Using the data below, determine the number of lines that include the string "Power". Write only that number.

Stored entries:

----------------------------------------

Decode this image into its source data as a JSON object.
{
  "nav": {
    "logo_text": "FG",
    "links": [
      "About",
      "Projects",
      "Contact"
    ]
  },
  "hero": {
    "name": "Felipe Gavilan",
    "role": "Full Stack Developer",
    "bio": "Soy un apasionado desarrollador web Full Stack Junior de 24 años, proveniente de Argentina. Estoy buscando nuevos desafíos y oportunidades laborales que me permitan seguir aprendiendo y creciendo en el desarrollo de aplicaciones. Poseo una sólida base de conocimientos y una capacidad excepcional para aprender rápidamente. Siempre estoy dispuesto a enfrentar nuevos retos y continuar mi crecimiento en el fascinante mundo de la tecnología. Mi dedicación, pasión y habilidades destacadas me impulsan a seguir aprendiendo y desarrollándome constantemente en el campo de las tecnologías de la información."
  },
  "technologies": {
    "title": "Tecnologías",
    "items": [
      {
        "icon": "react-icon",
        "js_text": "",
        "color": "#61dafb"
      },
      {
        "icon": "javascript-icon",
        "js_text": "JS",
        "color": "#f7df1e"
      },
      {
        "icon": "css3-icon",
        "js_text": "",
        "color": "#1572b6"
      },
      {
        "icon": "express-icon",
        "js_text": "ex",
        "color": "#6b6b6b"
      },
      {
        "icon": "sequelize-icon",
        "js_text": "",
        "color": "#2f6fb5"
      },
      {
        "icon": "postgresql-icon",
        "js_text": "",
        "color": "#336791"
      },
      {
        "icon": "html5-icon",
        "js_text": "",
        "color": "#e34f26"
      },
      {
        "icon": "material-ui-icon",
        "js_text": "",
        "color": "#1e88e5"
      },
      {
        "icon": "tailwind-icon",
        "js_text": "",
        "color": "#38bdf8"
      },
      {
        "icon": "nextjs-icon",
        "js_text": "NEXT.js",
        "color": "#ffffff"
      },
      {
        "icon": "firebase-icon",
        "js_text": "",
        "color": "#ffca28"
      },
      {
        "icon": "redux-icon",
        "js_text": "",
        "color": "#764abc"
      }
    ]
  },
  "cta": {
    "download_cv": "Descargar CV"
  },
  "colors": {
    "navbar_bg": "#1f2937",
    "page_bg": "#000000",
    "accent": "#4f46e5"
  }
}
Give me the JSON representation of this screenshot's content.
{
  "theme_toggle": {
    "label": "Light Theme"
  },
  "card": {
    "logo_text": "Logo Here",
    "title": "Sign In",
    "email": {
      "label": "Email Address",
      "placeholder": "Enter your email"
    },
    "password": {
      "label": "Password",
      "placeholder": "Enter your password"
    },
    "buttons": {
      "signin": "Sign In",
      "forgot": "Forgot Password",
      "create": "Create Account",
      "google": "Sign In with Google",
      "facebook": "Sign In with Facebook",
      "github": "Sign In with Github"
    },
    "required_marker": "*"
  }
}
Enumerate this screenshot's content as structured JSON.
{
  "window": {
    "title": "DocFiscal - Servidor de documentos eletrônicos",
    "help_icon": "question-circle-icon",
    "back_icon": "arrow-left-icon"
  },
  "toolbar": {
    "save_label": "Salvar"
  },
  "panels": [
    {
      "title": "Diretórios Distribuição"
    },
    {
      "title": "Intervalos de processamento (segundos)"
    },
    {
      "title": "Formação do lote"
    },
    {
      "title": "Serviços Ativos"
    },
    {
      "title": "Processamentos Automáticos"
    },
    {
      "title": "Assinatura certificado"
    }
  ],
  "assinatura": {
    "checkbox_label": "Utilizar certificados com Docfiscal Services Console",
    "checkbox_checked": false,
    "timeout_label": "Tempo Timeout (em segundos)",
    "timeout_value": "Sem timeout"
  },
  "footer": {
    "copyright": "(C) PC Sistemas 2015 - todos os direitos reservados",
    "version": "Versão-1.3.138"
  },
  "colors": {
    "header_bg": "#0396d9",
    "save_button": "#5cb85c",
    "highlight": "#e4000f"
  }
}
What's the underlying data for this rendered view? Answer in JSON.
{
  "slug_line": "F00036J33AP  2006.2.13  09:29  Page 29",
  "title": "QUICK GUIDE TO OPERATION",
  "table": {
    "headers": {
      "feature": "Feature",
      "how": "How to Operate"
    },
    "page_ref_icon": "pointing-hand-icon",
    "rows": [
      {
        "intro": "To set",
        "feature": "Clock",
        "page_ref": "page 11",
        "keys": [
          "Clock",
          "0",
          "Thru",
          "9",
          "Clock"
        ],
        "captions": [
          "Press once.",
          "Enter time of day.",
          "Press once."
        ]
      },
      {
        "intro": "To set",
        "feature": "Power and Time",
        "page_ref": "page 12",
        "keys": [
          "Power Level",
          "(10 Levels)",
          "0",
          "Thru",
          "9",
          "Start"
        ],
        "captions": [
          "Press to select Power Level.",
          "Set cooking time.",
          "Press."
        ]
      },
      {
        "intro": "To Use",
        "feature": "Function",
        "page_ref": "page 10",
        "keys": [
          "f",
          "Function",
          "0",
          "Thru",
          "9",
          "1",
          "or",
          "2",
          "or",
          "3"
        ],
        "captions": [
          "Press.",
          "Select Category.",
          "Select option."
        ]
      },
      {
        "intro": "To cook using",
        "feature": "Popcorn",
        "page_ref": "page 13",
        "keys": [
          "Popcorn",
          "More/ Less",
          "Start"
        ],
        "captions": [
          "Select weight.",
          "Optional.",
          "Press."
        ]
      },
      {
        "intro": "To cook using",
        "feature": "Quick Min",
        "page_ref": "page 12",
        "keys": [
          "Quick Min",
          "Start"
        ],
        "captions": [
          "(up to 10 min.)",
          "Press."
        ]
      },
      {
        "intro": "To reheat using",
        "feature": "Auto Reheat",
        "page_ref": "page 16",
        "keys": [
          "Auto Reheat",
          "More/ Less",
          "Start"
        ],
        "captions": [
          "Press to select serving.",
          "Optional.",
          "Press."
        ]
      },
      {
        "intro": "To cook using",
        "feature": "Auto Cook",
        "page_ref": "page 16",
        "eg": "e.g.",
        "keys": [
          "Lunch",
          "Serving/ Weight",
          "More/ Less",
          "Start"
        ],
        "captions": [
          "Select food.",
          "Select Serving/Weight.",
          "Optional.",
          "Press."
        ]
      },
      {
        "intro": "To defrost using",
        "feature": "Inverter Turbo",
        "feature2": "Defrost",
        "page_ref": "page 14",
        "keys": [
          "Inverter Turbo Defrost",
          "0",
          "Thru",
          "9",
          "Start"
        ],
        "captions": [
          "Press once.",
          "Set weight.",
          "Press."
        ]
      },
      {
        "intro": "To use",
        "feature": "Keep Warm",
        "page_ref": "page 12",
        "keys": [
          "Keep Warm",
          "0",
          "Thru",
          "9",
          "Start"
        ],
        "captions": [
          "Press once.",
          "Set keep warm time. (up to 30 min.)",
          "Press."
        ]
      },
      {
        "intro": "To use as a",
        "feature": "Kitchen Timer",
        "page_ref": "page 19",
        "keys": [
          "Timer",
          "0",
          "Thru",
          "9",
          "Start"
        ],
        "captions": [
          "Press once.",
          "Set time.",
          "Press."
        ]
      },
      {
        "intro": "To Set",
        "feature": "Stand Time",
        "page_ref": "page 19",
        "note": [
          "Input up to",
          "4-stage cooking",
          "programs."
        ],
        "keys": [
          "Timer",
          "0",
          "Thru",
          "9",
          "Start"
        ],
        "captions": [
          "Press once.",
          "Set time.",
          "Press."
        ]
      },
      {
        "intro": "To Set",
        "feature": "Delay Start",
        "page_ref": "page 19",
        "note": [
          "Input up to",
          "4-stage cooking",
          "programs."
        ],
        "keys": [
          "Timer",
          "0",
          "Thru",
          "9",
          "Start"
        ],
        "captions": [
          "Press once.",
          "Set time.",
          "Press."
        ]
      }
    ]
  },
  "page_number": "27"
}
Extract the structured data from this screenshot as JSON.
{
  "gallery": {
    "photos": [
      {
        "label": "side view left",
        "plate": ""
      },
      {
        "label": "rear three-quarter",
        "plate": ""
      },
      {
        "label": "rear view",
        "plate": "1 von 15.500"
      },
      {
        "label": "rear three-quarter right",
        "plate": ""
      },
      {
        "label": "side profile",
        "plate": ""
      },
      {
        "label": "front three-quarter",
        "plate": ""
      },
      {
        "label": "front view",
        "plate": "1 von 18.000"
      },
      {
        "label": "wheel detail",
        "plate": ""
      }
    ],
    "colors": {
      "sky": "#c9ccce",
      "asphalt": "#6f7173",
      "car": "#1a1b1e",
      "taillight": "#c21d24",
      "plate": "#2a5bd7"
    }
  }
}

----------------------------------------

• **Solution below**: 3